GIVEN PROBLEM ::
Extract each line holding the word "content" from the entries.

MATERIAL FOR THIS TASK ::
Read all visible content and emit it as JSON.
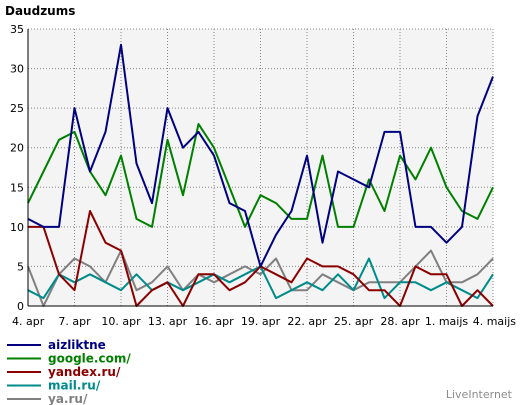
{
  "chart_data": {
    "type": "line",
    "ylabel": "Daudzums",
    "ylim": [
      0,
      35
    ],
    "y_ticks": [
      0,
      5,
      10,
      15,
      20,
      25,
      30,
      35
    ],
    "grid": "dotted",
    "x_tick_labels": [
      "4. apr",
      "7. apr",
      "10. apr",
      "13. apr",
      "16. apr",
      "19. apr",
      "22. apr",
      "25. apr",
      "28. apr",
      "1. maijs",
      "4. maijs"
    ],
    "series": [
      {
        "name": "aizliktne",
        "color": "#000080",
        "values": [
          11,
          10,
          10,
          25,
          17,
          22,
          33,
          18,
          13,
          25,
          20,
          22,
          19,
          13,
          12,
          5,
          9,
          12,
          19,
          8,
          17,
          16,
          15,
          22,
          22,
          10,
          10,
          8,
          10,
          24,
          29
        ]
      },
      {
        "name": "google.com/",
        "color": "#008000",
        "values": [
          13,
          17,
          21,
          22,
          17,
          14,
          19,
          11,
          10,
          21,
          14,
          23,
          20,
          15,
          10,
          14,
          13,
          11,
          11,
          19,
          10,
          10,
          16,
          12,
          19,
          16,
          20,
          15,
          12,
          11,
          15
        ]
      },
      {
        "name": "yandex.ru/",
        "color": "#8b0000",
        "values": [
          10,
          10,
          4,
          2,
          12,
          8,
          7,
          0,
          2,
          3,
          0,
          4,
          4,
          2,
          3,
          5,
          4,
          3,
          6,
          5,
          5,
          4,
          2,
          2,
          0,
          5,
          4,
          4,
          0,
          2,
          0
        ]
      },
      {
        "name": "mail.ru/",
        "color": "#008b8b",
        "values": [
          2,
          1,
          4,
          3,
          4,
          3,
          2,
          4,
          2,
          3,
          2,
          3,
          4,
          3,
          4,
          5,
          1,
          2,
          3,
          2,
          4,
          2,
          6,
          1,
          3,
          3,
          2,
          3,
          2,
          1,
          4
        ]
      },
      {
        "name": "ya.ru/",
        "color": "#808080",
        "values": [
          5,
          0,
          4,
          6,
          5,
          3,
          7,
          2,
          3,
          5,
          2,
          4,
          3,
          4,
          5,
          4,
          6,
          2,
          2,
          4,
          3,
          2,
          3,
          3,
          3,
          5,
          7,
          3,
          3,
          4,
          6
        ]
      }
    ]
  },
  "footer": {
    "credit": "LiveInternet"
  }
}
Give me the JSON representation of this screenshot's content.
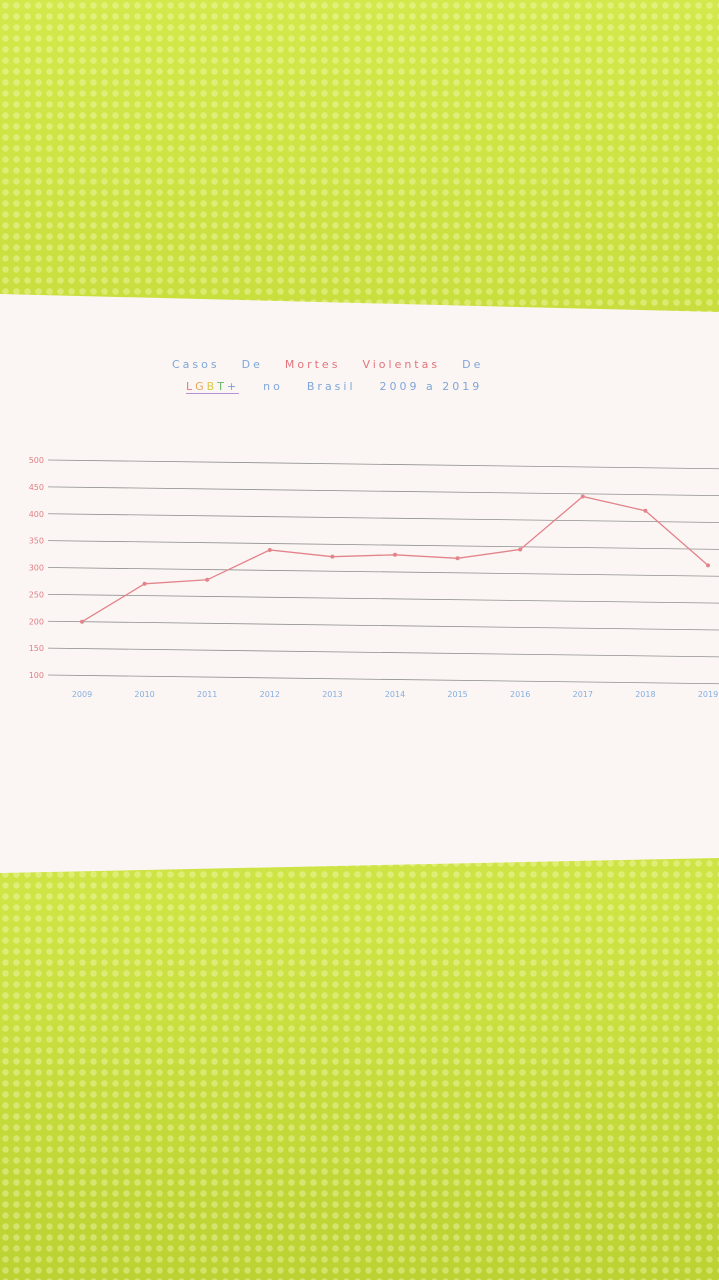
{
  "chart_data": {
    "type": "line",
    "title_parts": [
      {
        "text": "Casos",
        "color": "blue"
      },
      {
        "text": "De",
        "color": "blue"
      },
      {
        "text": "Mortes",
        "color": "red"
      },
      {
        "text": "Violentas",
        "color": "red"
      },
      {
        "text": "De",
        "color": "blue"
      }
    ],
    "subtitle_parts": [
      {
        "text": "LGBT+",
        "color": "rainbow"
      },
      {
        "text": "no",
        "color": "blue"
      },
      {
        "text": "Brasil",
        "color": "blue"
      },
      {
        "text": "2009 a 2019",
        "color": "blue"
      }
    ],
    "x": [
      "2009",
      "2010",
      "2011",
      "2012",
      "2013",
      "2014",
      "2015",
      "2016",
      "2017",
      "2018",
      "2019"
    ],
    "series": [
      {
        "values": [
          200,
          272,
          281,
          338,
          327,
          332,
          327,
          345,
          445,
          420,
          320
        ]
      }
    ],
    "y_ticks": [
      "100",
      "150",
      "200",
      "250",
      "300",
      "350",
      "400",
      "450",
      "500"
    ],
    "ylim": [
      100,
      500
    ],
    "grid": true,
    "line_color": "#e3838a",
    "paper_color": "#fbf6f4",
    "background_color": "#c9de3c"
  }
}
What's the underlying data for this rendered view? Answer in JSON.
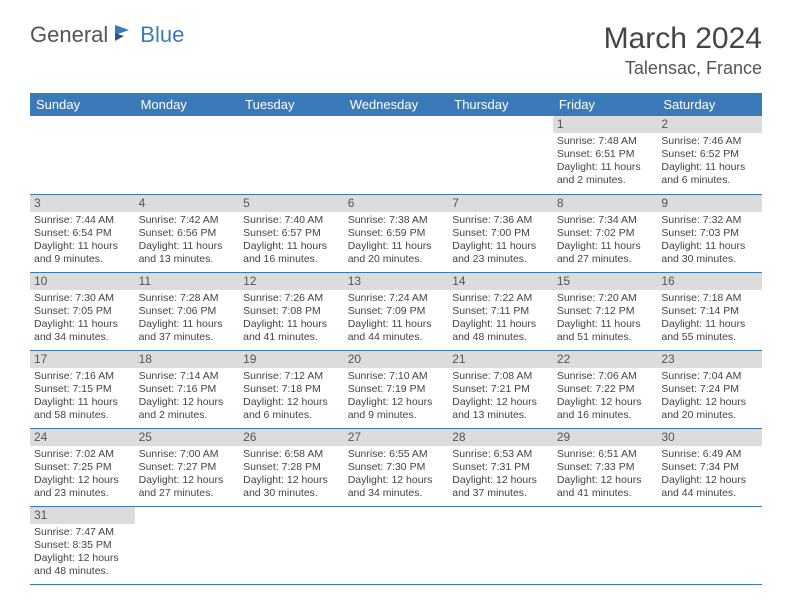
{
  "logo": {
    "part1": "General",
    "part2": "Blue"
  },
  "title": "March 2024",
  "location": "Talensac, France",
  "header_color": "#3a7ab8",
  "day_bar_color": "#dcdcdc",
  "text_color": "#444444",
  "daynames": [
    "Sunday",
    "Monday",
    "Tuesday",
    "Wednesday",
    "Thursday",
    "Friday",
    "Saturday"
  ],
  "weeks": [
    [
      null,
      null,
      null,
      null,
      null,
      {
        "n": "1",
        "sr": "Sunrise: 7:48 AM",
        "ss": "Sunset: 6:51 PM",
        "dl": "Daylight: 11 hours and 2 minutes."
      },
      {
        "n": "2",
        "sr": "Sunrise: 7:46 AM",
        "ss": "Sunset: 6:52 PM",
        "dl": "Daylight: 11 hours and 6 minutes."
      }
    ],
    [
      {
        "n": "3",
        "sr": "Sunrise: 7:44 AM",
        "ss": "Sunset: 6:54 PM",
        "dl": "Daylight: 11 hours and 9 minutes."
      },
      {
        "n": "4",
        "sr": "Sunrise: 7:42 AM",
        "ss": "Sunset: 6:56 PM",
        "dl": "Daylight: 11 hours and 13 minutes."
      },
      {
        "n": "5",
        "sr": "Sunrise: 7:40 AM",
        "ss": "Sunset: 6:57 PM",
        "dl": "Daylight: 11 hours and 16 minutes."
      },
      {
        "n": "6",
        "sr": "Sunrise: 7:38 AM",
        "ss": "Sunset: 6:59 PM",
        "dl": "Daylight: 11 hours and 20 minutes."
      },
      {
        "n": "7",
        "sr": "Sunrise: 7:36 AM",
        "ss": "Sunset: 7:00 PM",
        "dl": "Daylight: 11 hours and 23 minutes."
      },
      {
        "n": "8",
        "sr": "Sunrise: 7:34 AM",
        "ss": "Sunset: 7:02 PM",
        "dl": "Daylight: 11 hours and 27 minutes."
      },
      {
        "n": "9",
        "sr": "Sunrise: 7:32 AM",
        "ss": "Sunset: 7:03 PM",
        "dl": "Daylight: 11 hours and 30 minutes."
      }
    ],
    [
      {
        "n": "10",
        "sr": "Sunrise: 7:30 AM",
        "ss": "Sunset: 7:05 PM",
        "dl": "Daylight: 11 hours and 34 minutes."
      },
      {
        "n": "11",
        "sr": "Sunrise: 7:28 AM",
        "ss": "Sunset: 7:06 PM",
        "dl": "Daylight: 11 hours and 37 minutes."
      },
      {
        "n": "12",
        "sr": "Sunrise: 7:26 AM",
        "ss": "Sunset: 7:08 PM",
        "dl": "Daylight: 11 hours and 41 minutes."
      },
      {
        "n": "13",
        "sr": "Sunrise: 7:24 AM",
        "ss": "Sunset: 7:09 PM",
        "dl": "Daylight: 11 hours and 44 minutes."
      },
      {
        "n": "14",
        "sr": "Sunrise: 7:22 AM",
        "ss": "Sunset: 7:11 PM",
        "dl": "Daylight: 11 hours and 48 minutes."
      },
      {
        "n": "15",
        "sr": "Sunrise: 7:20 AM",
        "ss": "Sunset: 7:12 PM",
        "dl": "Daylight: 11 hours and 51 minutes."
      },
      {
        "n": "16",
        "sr": "Sunrise: 7:18 AM",
        "ss": "Sunset: 7:14 PM",
        "dl": "Daylight: 11 hours and 55 minutes."
      }
    ],
    [
      {
        "n": "17",
        "sr": "Sunrise: 7:16 AM",
        "ss": "Sunset: 7:15 PM",
        "dl": "Daylight: 11 hours and 58 minutes."
      },
      {
        "n": "18",
        "sr": "Sunrise: 7:14 AM",
        "ss": "Sunset: 7:16 PM",
        "dl": "Daylight: 12 hours and 2 minutes."
      },
      {
        "n": "19",
        "sr": "Sunrise: 7:12 AM",
        "ss": "Sunset: 7:18 PM",
        "dl": "Daylight: 12 hours and 6 minutes."
      },
      {
        "n": "20",
        "sr": "Sunrise: 7:10 AM",
        "ss": "Sunset: 7:19 PM",
        "dl": "Daylight: 12 hours and 9 minutes."
      },
      {
        "n": "21",
        "sr": "Sunrise: 7:08 AM",
        "ss": "Sunset: 7:21 PM",
        "dl": "Daylight: 12 hours and 13 minutes."
      },
      {
        "n": "22",
        "sr": "Sunrise: 7:06 AM",
        "ss": "Sunset: 7:22 PM",
        "dl": "Daylight: 12 hours and 16 minutes."
      },
      {
        "n": "23",
        "sr": "Sunrise: 7:04 AM",
        "ss": "Sunset: 7:24 PM",
        "dl": "Daylight: 12 hours and 20 minutes."
      }
    ],
    [
      {
        "n": "24",
        "sr": "Sunrise: 7:02 AM",
        "ss": "Sunset: 7:25 PM",
        "dl": "Daylight: 12 hours and 23 minutes."
      },
      {
        "n": "25",
        "sr": "Sunrise: 7:00 AM",
        "ss": "Sunset: 7:27 PM",
        "dl": "Daylight: 12 hours and 27 minutes."
      },
      {
        "n": "26",
        "sr": "Sunrise: 6:58 AM",
        "ss": "Sunset: 7:28 PM",
        "dl": "Daylight: 12 hours and 30 minutes."
      },
      {
        "n": "27",
        "sr": "Sunrise: 6:55 AM",
        "ss": "Sunset: 7:30 PM",
        "dl": "Daylight: 12 hours and 34 minutes."
      },
      {
        "n": "28",
        "sr": "Sunrise: 6:53 AM",
        "ss": "Sunset: 7:31 PM",
        "dl": "Daylight: 12 hours and 37 minutes."
      },
      {
        "n": "29",
        "sr": "Sunrise: 6:51 AM",
        "ss": "Sunset: 7:33 PM",
        "dl": "Daylight: 12 hours and 41 minutes."
      },
      {
        "n": "30",
        "sr": "Sunrise: 6:49 AM",
        "ss": "Sunset: 7:34 PM",
        "dl": "Daylight: 12 hours and 44 minutes."
      }
    ],
    [
      {
        "n": "31",
        "sr": "Sunrise: 7:47 AM",
        "ss": "Sunset: 8:35 PM",
        "dl": "Daylight: 12 hours and 48 minutes."
      },
      null,
      null,
      null,
      null,
      null,
      null
    ]
  ]
}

WRITTEN ANSWER ::
Read all visible content and emit it as JSON.
Give me the JSON representation of this screenshot's content.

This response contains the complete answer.